● Texto extraído:
O pior cego não é aquele que não vê mas o que não quer ver. Este velho adágio, nascido da sabedoria ancestral assenta que nem uma luva ao que se está a passar na Auto Europa. A empresa bandeira do investimento externo em Portugal está a braços com um protesto sindical que, no limite, a poderá inviabilizar. Com tudo o que isso acarreta de nefasto para o futuro empresarial no nosso país. Façamos aquilo que parece faltar aos dirigentes sindicais que lideram um inusitado protesto contra o trabalho ao sábado. Paremos para refletir e ponderar o porquê das coisas e a sua justeza e acerto.
Até hoje a comissão de trabalhadores tem conseguido, em concertação avisada com a direção da Auto Europa, achar os melhores caminhos para que os trabalhadores desta unidade estejam satisfeitos com o leque de condições de que beneficiam. Convém lembrar que esta unidade representa a maior empresa de capitais externos a operar em Portugal, dando emprego a centenas de operários que têm, de longe, as melhores condições remuneratórias e benefícios do ramo industrial nacional. Pela própria natureza da unidade de produção automóvel, o trabalho é efetuado por turnos e como tal, trabalhar aos fins de semana é algo intrínseco à normal laboração. Até hoje foram sempre encontradas as melhores soluções para que os benefícios fossem assegurados a quem trabalhava em horários normalmente de descanso. O que se passou então agora de diferente? Temo que apenas os protagonistas são diversos e infelizmente para pior. Não está em causa reduzir a produção e acenar com lay-off, antes pelo contrário, está na calha a produção de um novo modelo para os próximos anos. Então o que mudou? Antes de aventar algumas pistas faço uma viagem no tempo até aos anos 90 do século passado, às unidades de produção automóvel da Ford e da GM na Azambuja. Também aí havia centenas de trabalhadores a auferirem remunerações elevadas e com regalias bem acima da média no sector, mas quando se começaram a sentir os ventos da mudança nos mercados internacionais e o fantasma da crise se agigantou, os sindicatos entraram em força nessas unidades, a exigirem mais e melhores condições para trabalhadores que, em boa verdade, o que desejavam era que as mesmas continuassem por muitos e bons anos a laborar. Mas, com uma aparente cegueira coletiva, estes protestos agudizaram-se e levaram a que as direções dessas unidades as viessem a deslocalizar para países do leste europeu onde lucraram com a mão de obra mais barata e, acima de tudo, de um clima laboral pacífico e focado em produzir. Quem ganhou com todo este triste processo? Tenho dificuldades em perceber se por cá alguém ganhou algo, mas a certeza contundente dos factos trouxe o desemprego para a quase totalidade desses operários que, mesmo com algumas indemnizações, não mais tiveram outras oportunidades de trabalho na sua área de sempre. Para completar esta fotografia, basta visitar a Azambuja e ver que unidades lá operam nos dias de hoje, sobretudo de logística e com condições remuneratórias a anos luz das que nesses tempos esses trabalhadores beneficiaram.

● Linhas:
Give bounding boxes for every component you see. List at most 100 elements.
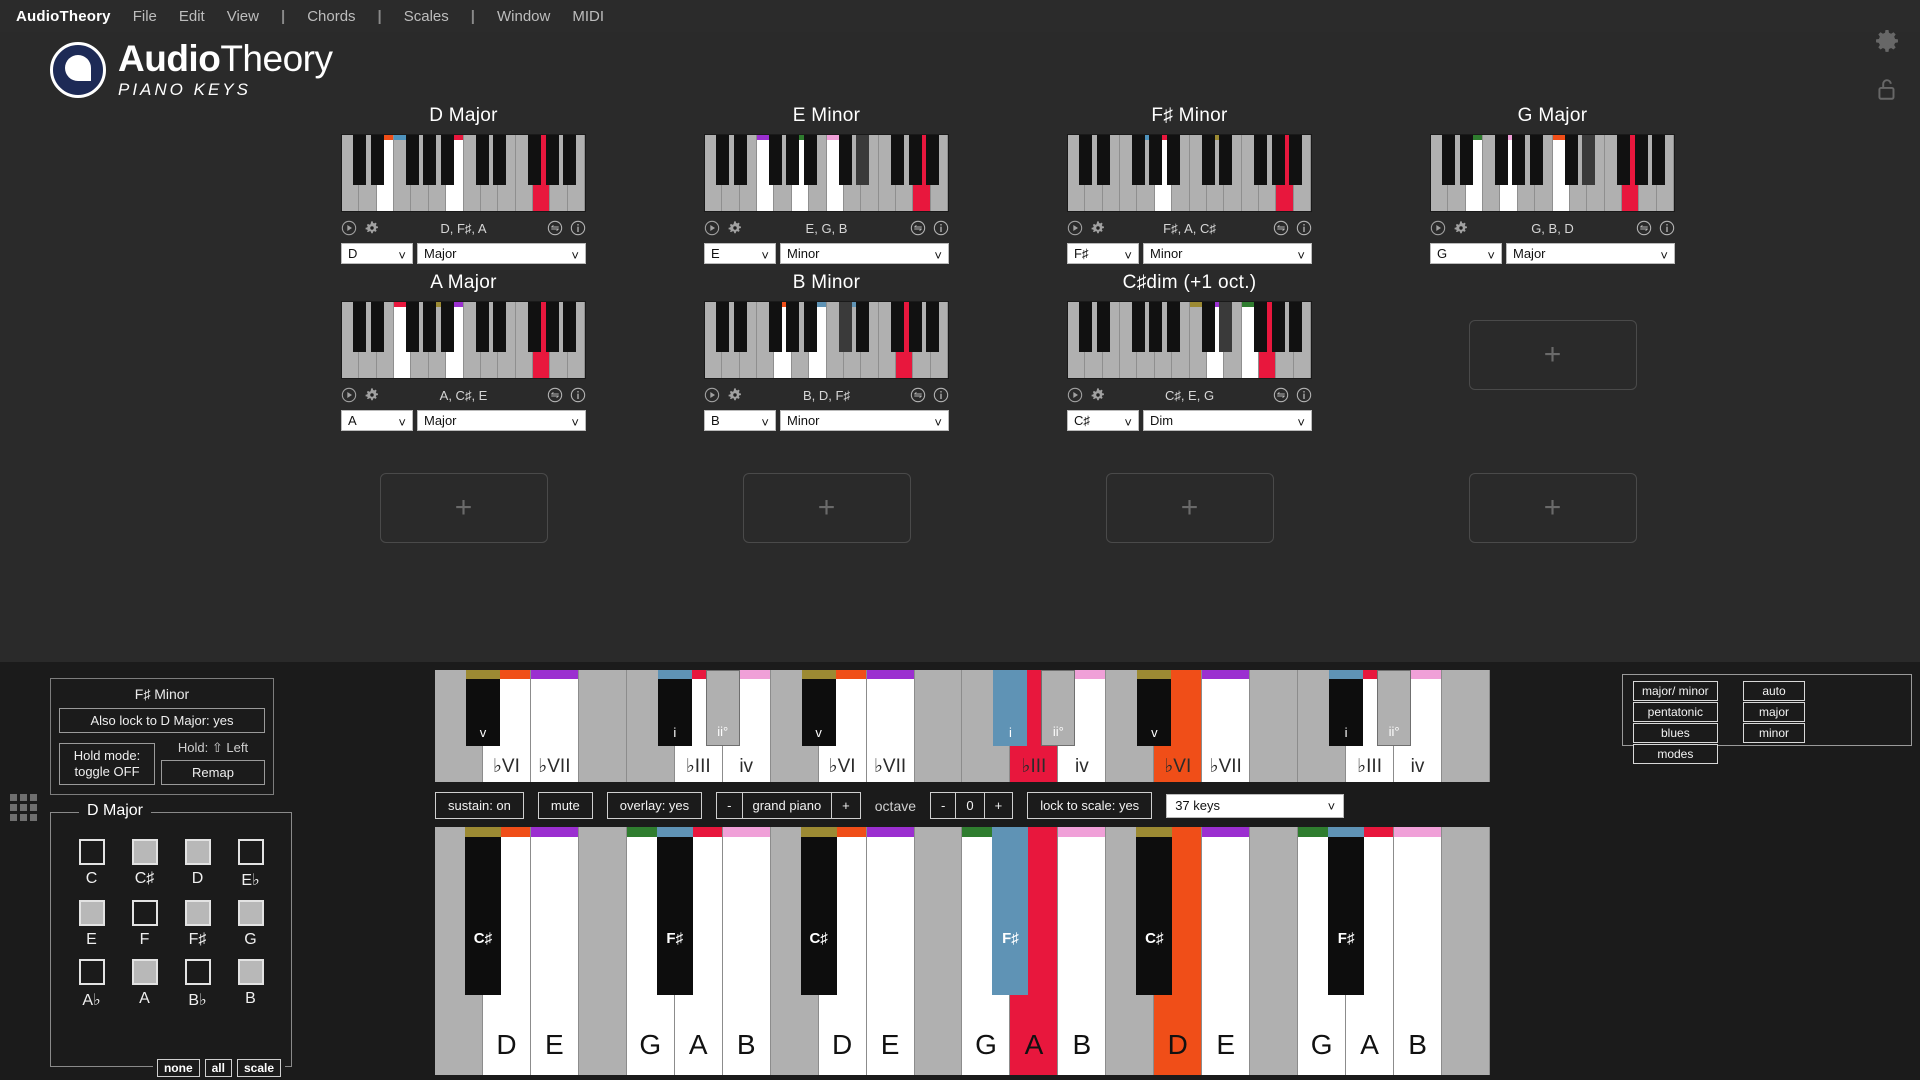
note-checkbox[interactable] xyxy=(131,839,158,865)
info-icon[interactable] xyxy=(1659,220,1675,236)
chord-root-select[interactable]: F♯ ˅ xyxy=(1067,243,1139,264)
piano-black-key[interactable] xyxy=(405,135,419,185)
menu-item-window[interactable]: Window xyxy=(496,7,551,25)
piano-black-key[interactable] xyxy=(786,302,799,352)
piano-black-key[interactable] xyxy=(405,302,419,352)
instrument-name[interactable]: grand piano xyxy=(741,793,832,818)
piano-black-key[interactable] xyxy=(891,135,904,185)
scale-type-button[interactable]: pentatonic xyxy=(1633,702,1718,722)
overlay-button[interactable]: overlay: yes xyxy=(606,792,703,819)
piano-black-key[interactable] xyxy=(803,302,817,352)
piano-black-key[interactable] xyxy=(1271,135,1285,185)
piano-black-key[interactable] xyxy=(1079,135,1092,185)
piano-black-key[interactable] xyxy=(545,302,559,352)
instrument-prev-button[interactable]: - xyxy=(727,798,732,813)
piano-black-key[interactable]: ii° xyxy=(1377,670,1412,746)
scale-type-button[interactable]: major/ minor xyxy=(1633,681,1718,701)
info-icon[interactable] xyxy=(570,387,586,403)
piano-black-key[interactable] xyxy=(716,302,729,352)
piano-black-key[interactable] xyxy=(370,302,384,352)
chord-type-select[interactable]: Dim ˅ xyxy=(1143,410,1312,431)
piano-black-key[interactable] xyxy=(1219,135,1232,185)
info-icon[interactable] xyxy=(933,220,949,236)
piano-white-key[interactable]: B xyxy=(1394,827,1443,1075)
piano-white-key[interactable]: ♭VII xyxy=(866,670,915,782)
piano-black-key[interactable] xyxy=(856,302,869,352)
piano-white-key[interactable] xyxy=(578,827,627,1075)
piano-black-key[interactable] xyxy=(908,302,922,352)
piano-black-key[interactable] xyxy=(1529,135,1543,185)
piano-black-key[interactable] xyxy=(1442,135,1455,185)
piano-black-key[interactable] xyxy=(1166,135,1180,185)
piano-white-key[interactable] xyxy=(578,670,627,782)
piano-black-key[interactable] xyxy=(1494,135,1508,185)
piano-black-key[interactable]: i xyxy=(657,670,692,746)
piano-white-key[interactable] xyxy=(1442,670,1490,782)
piano-black-key[interactable] xyxy=(353,135,366,185)
piano-black-key[interactable] xyxy=(1652,135,1665,185)
note-preset-all[interactable]: all xyxy=(204,1059,232,1077)
chord-mini-keyboard[interactable] xyxy=(1067,301,1312,379)
menu-item-view[interactable]: View xyxy=(226,7,259,25)
gear-icon[interactable] xyxy=(364,220,380,236)
swap-icon[interactable] xyxy=(1636,220,1652,236)
play-icon[interactable] xyxy=(1430,220,1446,236)
piano-black-key[interactable]: ii° xyxy=(1041,670,1076,746)
add-chord-button[interactable]: + xyxy=(742,473,911,543)
piano-black-key[interactable] xyxy=(1219,302,1232,352)
piano-black-key[interactable] xyxy=(786,135,799,185)
piano-black-key[interactable] xyxy=(908,135,922,185)
piano-black-key[interactable]: v xyxy=(465,670,500,746)
chord-mini-keyboard[interactable] xyxy=(1067,134,1312,212)
note-checkbox[interactable] xyxy=(78,900,105,926)
info-icon[interactable] xyxy=(1296,220,1312,236)
piano-black-key[interactable] xyxy=(733,302,747,352)
grid-menu-icon[interactable] xyxy=(10,794,37,821)
piano-black-key[interactable] xyxy=(838,135,852,185)
lock-to-scale-button[interactable]: lock to scale: yes xyxy=(1027,792,1153,819)
swap-icon[interactable] xyxy=(547,387,563,403)
gear-icon[interactable] xyxy=(364,387,380,403)
scale-variant-button[interactable]: auto xyxy=(1743,681,1805,701)
piano-black-key[interactable] xyxy=(1096,302,1110,352)
octave-increment-button[interactable]: + xyxy=(983,793,1013,818)
note-checkbox[interactable] xyxy=(237,959,264,985)
piano-white-key[interactable] xyxy=(1250,670,1299,782)
chord-mini-keyboard[interactable] xyxy=(1430,134,1675,212)
note-preset-scale[interactable]: scale xyxy=(236,1059,281,1077)
info-icon[interactable] xyxy=(570,220,586,236)
piano-white-key[interactable] xyxy=(1250,827,1299,1075)
chord-mini-keyboard[interactable] xyxy=(341,134,586,212)
info-icon[interactable] xyxy=(1296,387,1312,403)
chord-root-select[interactable]: C♯ ˅ xyxy=(1067,410,1139,431)
piano-black-key[interactable] xyxy=(768,135,782,185)
add-chord-button[interactable]: + xyxy=(1468,473,1637,543)
swap-icon[interactable] xyxy=(1273,387,1289,403)
piano-black-key[interactable] xyxy=(1289,135,1302,185)
menu-item-file[interactable]: File xyxy=(132,7,157,25)
piano-black-key[interactable] xyxy=(370,135,384,185)
swap-icon[interactable] xyxy=(910,387,926,403)
menu-item-chords[interactable]: Chords xyxy=(307,7,356,25)
piano-black-key[interactable] xyxy=(475,302,489,352)
play-icon[interactable] xyxy=(1067,220,1083,236)
add-chord-button[interactable]: + xyxy=(1105,473,1274,543)
piano-black-key[interactable]: F♯ xyxy=(1328,827,1365,995)
piano-black-key[interactable] xyxy=(440,302,454,352)
piano-black-key[interactable] xyxy=(563,302,576,352)
menu-item-edit[interactable]: Edit xyxy=(178,7,205,25)
note-checkbox[interactable] xyxy=(184,959,211,985)
mute-button[interactable]: mute xyxy=(537,792,593,819)
menu-item-midi[interactable]: MIDI xyxy=(572,7,605,25)
also-lock-button[interactable]: Also lock to D Major: yes xyxy=(59,708,265,733)
chord-mini-keyboard[interactable] xyxy=(704,134,949,212)
add-chord-button[interactable]: + xyxy=(1468,320,1637,390)
note-checkbox[interactable] xyxy=(78,839,105,865)
piano-black-key[interactable]: i xyxy=(1329,670,1364,746)
play-icon[interactable] xyxy=(1067,387,1083,403)
info-icon[interactable] xyxy=(933,387,949,403)
piano-black-key[interactable] xyxy=(1201,302,1215,352)
piano-black-key[interactable] xyxy=(733,135,747,185)
piano-black-key[interactable] xyxy=(1149,135,1162,185)
scale-type-button[interactable]: blues xyxy=(1633,723,1718,743)
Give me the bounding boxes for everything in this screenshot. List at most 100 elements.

● Requisitos do exercício:
(A) Reescreva o trecho do texto sobre a Auto Europa que começa nas palavras "O pior cego" e termina em "justeza e acerto.", trocando "sábado" por "domingo".
(B) Segundo o texto sobre a Auto Europa, por que razão as direções das unidades da Ford e da GM na Azambuja as deslocalizaram? Responda em uma a três frases.
(C) Responda, por favor, às perguntas sobre o texto sobre a Auto Europa:
(i) Contra que tipo de trabalho se dirige o protesto liderado pelos dirigentes sindicais?
(ii) Que produção está na calha para os próximos anos?
(iii) De que tipo são sobretudo as unidades que hoje operam na Azambuja?
Baseie-se somente no texto sobre a Auto Europa.

● Respostas resolvidas:
(A)
O pior cego não é aquele que não vê mas o que não quer ver. Este velho adágio, nascido da sabedoria ancestral assenta que nem uma luva ao que se está a passar na Auto Europa. A empresa bandeira do investimento externo em Portugal está a braços com um protesto sindical que, no limite, a poderá inviabilizar. Com tudo o que isso acarreta de nefasto para o futuro empresarial no nosso país. Façamos aquilo que parece faltar aos dirigentes sindicais que lideram um inusitado protesto contra o trabalho ao domingo. Paremos para refletir e ponderar o porquê das coisas e a sua justeza e acerto.

(B) Os protestos sindicais agudizaram-se, o que levou as direções a deslocalizar essas unidades para países do leste europeu. Aí lucraram com mão de obra mais barata e, acima de tudo, com um clima laboral pacífico e focado em produzir.

(C)
(i) Contra o trabalho ao sábado.
(ii) A produção de um novo modelo.
(iii) Sobretudo unidades de logística.